>>>>>

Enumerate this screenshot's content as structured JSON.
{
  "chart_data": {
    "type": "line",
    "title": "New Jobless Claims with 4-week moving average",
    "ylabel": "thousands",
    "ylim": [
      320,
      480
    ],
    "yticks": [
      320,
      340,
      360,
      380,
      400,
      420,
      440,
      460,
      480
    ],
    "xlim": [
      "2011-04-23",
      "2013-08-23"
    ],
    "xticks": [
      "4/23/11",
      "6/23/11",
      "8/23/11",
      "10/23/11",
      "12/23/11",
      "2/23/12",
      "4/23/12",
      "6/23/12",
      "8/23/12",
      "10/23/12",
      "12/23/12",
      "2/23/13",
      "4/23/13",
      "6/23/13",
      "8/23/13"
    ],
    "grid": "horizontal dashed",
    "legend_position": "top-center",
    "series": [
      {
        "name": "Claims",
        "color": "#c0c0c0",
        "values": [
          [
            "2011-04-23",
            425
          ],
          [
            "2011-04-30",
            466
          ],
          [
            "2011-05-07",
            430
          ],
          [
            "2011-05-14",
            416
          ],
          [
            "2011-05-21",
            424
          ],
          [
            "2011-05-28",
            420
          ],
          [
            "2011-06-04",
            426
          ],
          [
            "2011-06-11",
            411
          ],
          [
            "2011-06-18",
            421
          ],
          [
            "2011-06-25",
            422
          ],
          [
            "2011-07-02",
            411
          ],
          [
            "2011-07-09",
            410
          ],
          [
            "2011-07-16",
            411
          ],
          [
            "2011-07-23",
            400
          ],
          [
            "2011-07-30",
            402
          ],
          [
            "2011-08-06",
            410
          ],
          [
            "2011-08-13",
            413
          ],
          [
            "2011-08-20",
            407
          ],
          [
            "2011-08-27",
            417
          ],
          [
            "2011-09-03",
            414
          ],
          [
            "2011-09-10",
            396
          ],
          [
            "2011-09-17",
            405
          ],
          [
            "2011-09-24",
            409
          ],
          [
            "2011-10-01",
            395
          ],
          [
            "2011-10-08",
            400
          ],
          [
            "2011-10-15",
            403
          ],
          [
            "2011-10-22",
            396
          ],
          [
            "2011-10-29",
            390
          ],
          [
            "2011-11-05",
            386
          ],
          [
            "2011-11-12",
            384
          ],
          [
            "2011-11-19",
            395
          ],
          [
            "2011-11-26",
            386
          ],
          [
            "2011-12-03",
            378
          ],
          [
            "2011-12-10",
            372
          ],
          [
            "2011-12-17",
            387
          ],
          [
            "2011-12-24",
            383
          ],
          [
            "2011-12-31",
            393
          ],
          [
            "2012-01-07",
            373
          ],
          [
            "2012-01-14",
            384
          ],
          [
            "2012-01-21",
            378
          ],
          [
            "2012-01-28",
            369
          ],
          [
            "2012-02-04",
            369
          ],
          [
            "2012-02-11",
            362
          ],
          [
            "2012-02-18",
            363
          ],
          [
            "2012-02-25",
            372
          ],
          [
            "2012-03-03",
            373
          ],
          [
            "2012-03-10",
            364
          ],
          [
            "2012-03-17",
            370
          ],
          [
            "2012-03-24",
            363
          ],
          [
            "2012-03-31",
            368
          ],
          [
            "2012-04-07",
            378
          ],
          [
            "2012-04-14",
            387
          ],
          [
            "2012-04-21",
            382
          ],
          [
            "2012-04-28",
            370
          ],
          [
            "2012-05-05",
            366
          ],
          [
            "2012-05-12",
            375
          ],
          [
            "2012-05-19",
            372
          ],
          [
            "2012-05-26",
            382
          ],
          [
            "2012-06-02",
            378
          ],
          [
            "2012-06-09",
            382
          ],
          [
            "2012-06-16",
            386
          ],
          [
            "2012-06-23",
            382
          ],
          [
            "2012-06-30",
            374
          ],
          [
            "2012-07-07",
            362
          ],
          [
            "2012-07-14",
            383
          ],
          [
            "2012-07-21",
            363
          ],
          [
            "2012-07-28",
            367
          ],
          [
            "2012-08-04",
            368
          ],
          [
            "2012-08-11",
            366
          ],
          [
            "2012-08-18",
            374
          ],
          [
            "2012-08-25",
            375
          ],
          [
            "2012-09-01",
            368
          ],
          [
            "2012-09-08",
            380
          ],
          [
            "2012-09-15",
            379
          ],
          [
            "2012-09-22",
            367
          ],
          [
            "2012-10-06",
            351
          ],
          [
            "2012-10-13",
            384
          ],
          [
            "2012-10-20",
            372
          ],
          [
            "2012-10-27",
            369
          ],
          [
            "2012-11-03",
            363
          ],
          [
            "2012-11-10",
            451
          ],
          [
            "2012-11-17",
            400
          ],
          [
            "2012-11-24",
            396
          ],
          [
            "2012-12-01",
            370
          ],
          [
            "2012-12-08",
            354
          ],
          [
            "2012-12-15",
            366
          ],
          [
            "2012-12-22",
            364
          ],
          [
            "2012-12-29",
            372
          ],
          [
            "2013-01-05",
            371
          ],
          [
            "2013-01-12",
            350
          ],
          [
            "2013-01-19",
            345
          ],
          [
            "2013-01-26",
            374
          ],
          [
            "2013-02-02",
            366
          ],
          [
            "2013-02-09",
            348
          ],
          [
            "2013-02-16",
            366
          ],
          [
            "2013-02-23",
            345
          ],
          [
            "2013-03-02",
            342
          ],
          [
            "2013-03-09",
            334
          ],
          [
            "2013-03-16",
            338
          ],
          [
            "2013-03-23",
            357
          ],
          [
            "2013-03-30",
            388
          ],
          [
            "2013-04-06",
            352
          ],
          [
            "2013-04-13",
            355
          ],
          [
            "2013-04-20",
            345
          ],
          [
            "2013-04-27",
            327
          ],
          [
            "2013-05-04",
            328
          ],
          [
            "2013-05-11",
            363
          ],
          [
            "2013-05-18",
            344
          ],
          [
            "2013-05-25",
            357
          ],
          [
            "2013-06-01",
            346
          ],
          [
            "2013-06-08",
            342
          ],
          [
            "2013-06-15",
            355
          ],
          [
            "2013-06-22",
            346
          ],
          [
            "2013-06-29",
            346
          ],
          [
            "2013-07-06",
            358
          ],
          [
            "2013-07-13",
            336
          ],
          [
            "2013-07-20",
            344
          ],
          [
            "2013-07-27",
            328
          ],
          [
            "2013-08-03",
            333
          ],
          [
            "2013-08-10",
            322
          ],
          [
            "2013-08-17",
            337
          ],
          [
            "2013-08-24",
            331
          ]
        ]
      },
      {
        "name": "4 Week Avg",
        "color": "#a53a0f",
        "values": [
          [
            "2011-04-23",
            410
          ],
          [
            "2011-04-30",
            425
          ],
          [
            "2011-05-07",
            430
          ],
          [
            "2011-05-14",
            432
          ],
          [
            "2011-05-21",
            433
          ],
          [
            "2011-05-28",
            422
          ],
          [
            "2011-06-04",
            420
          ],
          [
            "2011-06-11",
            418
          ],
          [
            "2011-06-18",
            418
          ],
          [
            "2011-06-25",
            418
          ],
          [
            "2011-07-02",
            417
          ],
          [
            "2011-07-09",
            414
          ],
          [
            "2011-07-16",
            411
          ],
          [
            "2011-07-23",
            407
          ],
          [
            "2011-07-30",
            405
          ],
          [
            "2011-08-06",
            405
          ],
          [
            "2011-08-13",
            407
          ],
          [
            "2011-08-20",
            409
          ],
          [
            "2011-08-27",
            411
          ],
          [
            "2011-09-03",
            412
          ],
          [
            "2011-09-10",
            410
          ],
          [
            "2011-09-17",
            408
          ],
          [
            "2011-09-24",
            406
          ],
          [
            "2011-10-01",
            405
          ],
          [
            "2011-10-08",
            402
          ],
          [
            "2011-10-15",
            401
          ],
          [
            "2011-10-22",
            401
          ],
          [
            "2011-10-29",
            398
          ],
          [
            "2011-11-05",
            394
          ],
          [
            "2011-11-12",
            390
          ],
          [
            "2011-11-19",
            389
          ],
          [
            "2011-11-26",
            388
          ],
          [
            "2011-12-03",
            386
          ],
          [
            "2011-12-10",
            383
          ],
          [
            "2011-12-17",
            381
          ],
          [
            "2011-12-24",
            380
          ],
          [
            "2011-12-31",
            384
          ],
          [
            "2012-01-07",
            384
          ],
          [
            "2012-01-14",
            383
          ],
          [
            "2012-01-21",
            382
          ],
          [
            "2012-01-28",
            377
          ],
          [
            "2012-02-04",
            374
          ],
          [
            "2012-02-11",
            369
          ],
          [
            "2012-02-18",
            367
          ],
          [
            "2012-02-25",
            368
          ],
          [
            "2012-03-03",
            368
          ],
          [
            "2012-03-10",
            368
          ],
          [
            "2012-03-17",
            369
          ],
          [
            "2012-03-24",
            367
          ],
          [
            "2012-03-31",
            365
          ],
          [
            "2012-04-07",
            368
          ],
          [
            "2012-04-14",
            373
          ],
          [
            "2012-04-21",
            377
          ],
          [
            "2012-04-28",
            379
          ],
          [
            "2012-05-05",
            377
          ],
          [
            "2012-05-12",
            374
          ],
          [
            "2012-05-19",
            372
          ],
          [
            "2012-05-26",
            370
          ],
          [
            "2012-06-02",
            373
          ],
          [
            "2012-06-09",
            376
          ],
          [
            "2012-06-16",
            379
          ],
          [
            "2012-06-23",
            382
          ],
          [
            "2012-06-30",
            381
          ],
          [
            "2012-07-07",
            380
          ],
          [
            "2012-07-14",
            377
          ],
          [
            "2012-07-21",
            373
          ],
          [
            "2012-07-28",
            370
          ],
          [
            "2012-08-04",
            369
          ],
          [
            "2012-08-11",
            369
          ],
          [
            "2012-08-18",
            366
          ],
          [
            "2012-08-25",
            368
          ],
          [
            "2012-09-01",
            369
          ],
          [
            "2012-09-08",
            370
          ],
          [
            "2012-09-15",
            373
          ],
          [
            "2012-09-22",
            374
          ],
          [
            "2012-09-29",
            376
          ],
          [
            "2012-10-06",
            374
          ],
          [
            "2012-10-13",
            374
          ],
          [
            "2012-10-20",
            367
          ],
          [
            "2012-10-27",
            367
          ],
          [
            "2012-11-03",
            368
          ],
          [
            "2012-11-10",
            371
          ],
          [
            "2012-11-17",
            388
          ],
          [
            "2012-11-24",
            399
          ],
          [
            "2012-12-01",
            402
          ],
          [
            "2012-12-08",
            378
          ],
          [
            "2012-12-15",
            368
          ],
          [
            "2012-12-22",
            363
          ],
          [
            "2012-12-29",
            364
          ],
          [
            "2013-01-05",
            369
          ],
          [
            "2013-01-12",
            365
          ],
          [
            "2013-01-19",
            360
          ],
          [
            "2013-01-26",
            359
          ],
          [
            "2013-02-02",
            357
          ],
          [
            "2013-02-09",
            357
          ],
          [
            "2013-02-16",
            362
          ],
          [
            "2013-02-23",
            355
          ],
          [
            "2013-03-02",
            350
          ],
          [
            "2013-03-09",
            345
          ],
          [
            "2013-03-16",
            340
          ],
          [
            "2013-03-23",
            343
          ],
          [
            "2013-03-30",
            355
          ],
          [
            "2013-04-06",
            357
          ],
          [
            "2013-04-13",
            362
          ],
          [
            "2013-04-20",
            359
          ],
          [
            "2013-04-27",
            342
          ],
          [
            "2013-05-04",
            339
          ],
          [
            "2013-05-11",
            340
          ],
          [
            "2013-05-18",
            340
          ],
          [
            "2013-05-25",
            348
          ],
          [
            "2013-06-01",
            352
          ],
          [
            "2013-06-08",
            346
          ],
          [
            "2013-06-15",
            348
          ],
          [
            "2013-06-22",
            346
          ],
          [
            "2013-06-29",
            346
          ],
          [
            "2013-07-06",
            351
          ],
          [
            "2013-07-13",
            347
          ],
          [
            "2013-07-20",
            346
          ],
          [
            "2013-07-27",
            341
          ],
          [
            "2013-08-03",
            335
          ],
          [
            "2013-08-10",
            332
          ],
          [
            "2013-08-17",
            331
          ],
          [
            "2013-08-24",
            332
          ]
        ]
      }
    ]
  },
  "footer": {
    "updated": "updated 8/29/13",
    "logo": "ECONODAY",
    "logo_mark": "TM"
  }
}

<<<<<

Set problem:
Search the entries for "Claims" and copy out each line that has it.

The result:
    "title": "New Jobless Claims with 4-week moving average",
        "name": "Claims",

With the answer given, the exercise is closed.